▸ Raw data:
▽

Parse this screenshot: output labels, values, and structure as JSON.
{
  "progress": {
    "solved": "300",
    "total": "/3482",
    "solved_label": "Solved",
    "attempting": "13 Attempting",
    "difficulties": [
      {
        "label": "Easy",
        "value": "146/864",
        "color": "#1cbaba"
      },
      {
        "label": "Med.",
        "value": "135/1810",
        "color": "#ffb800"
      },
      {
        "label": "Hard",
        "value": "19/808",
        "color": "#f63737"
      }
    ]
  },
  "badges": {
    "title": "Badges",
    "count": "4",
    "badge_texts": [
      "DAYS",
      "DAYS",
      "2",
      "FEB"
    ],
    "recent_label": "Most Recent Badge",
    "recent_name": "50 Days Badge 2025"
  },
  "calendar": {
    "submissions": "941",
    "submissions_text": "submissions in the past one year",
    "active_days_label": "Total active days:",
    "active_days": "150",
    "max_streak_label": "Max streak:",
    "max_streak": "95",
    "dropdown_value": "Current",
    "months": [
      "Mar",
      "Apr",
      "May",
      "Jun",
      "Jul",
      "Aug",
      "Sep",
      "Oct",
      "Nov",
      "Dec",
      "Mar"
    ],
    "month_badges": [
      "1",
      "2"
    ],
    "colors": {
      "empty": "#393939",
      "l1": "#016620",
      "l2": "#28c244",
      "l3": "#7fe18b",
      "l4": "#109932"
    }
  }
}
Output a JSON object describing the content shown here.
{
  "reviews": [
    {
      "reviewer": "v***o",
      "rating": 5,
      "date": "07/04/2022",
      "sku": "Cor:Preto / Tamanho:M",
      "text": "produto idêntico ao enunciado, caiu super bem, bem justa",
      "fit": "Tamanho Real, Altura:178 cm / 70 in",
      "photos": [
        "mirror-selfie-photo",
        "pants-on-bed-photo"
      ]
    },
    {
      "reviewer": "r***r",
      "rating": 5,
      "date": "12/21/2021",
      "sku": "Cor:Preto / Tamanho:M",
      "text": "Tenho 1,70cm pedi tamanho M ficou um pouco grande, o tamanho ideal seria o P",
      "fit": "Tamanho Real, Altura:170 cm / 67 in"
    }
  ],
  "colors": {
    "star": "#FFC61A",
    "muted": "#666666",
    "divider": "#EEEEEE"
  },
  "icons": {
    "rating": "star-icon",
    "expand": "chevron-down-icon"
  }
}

△

▸ Task directions: Reproduce each record shown above without altering a single word.

▸ Exercise answer:
Parse this screenshot: output labels, values, and structure as JSON.
{
  "progress": {
    "solved": "300",
    "total": "/3482",
    "solved_label": "Solved",
    "attempting": "13 Attempting",
    "difficulties": [
      {
        "label": "Easy",
        "value": "146/864",
        "color": "#1cbaba"
      },
      {
        "label": "Med.",
        "value": "135/1810",
        "color": "#ffb800"
      },
      {
        "label": "Hard",
        "value": "19/808",
        "color": "#f63737"
      }
    ]
  },
  "badges": {
    "title": "Badges",
    "count": "4",
    "badge_texts": [
      "DAYS",
      "DAYS",
      "2",
      "FEB"
    ],
    "recent_label": "Most Recent Badge",
    "recent_name": "50 Days Badge 2025"
  },
  "calendar": {
    "submissions": "941",
    "submissions_text": "submissions in the past one year",
    "active_days_label": "Total active days:",
    "active_days": "150",
    "max_streak_label": "Max streak:",
    "max_streak": "95",
    "dropdown_value": "Current",
    "months": [
      "Mar",
      "Apr",
      "May",
      "Jun",
      "Jul",
      "Aug",
      "Sep",
      "Oct",
      "Nov",
      "Dec",
      "Mar"
    ],
    "month_badges": [
      "1",
      "2"
    ],
    "colors": {
      "empty": "#393939",
      "l1": "#016620",
      "l2": "#28c244",
      "l3": "#7fe18b",
      "l4": "#109932"
    }
  }
}
Output a JSON object describing the content shown here.
{
  "reviews": [
    {
      "reviewer": "v***o",
      "rating": 5,
      "date": "07/04/2022",
      "sku": "Cor:Preto / Tamanho:M",
      "text": "produto idêntico ao enunciado, caiu super bem, bem justa",
      "fit": "Tamanho Real, Altura:178 cm / 70 in",
      "photos": [
        "mirror-selfie-photo",
        "pants-on-bed-photo"
      ]
    },
    {
      "reviewer": "r***r",
      "rating": 5,
      "date": "12/21/2021",
      "sku": "Cor:Preto / Tamanho:M",
      "text": "Tenho 1,70cm pedi tamanho M ficou um pouco grande, o tamanho ideal seria o P",
      "fit": "Tamanho Real, Altura:170 cm / 67 in"
    }
  ],
  "colors": {
    "star": "#FFC61A",
    "muted": "#666666",
    "divider": "#EEEEEE"
  },
  "icons": {
    "rating": "star-icon",
    "expand": "chevron-down-icon"
  }
}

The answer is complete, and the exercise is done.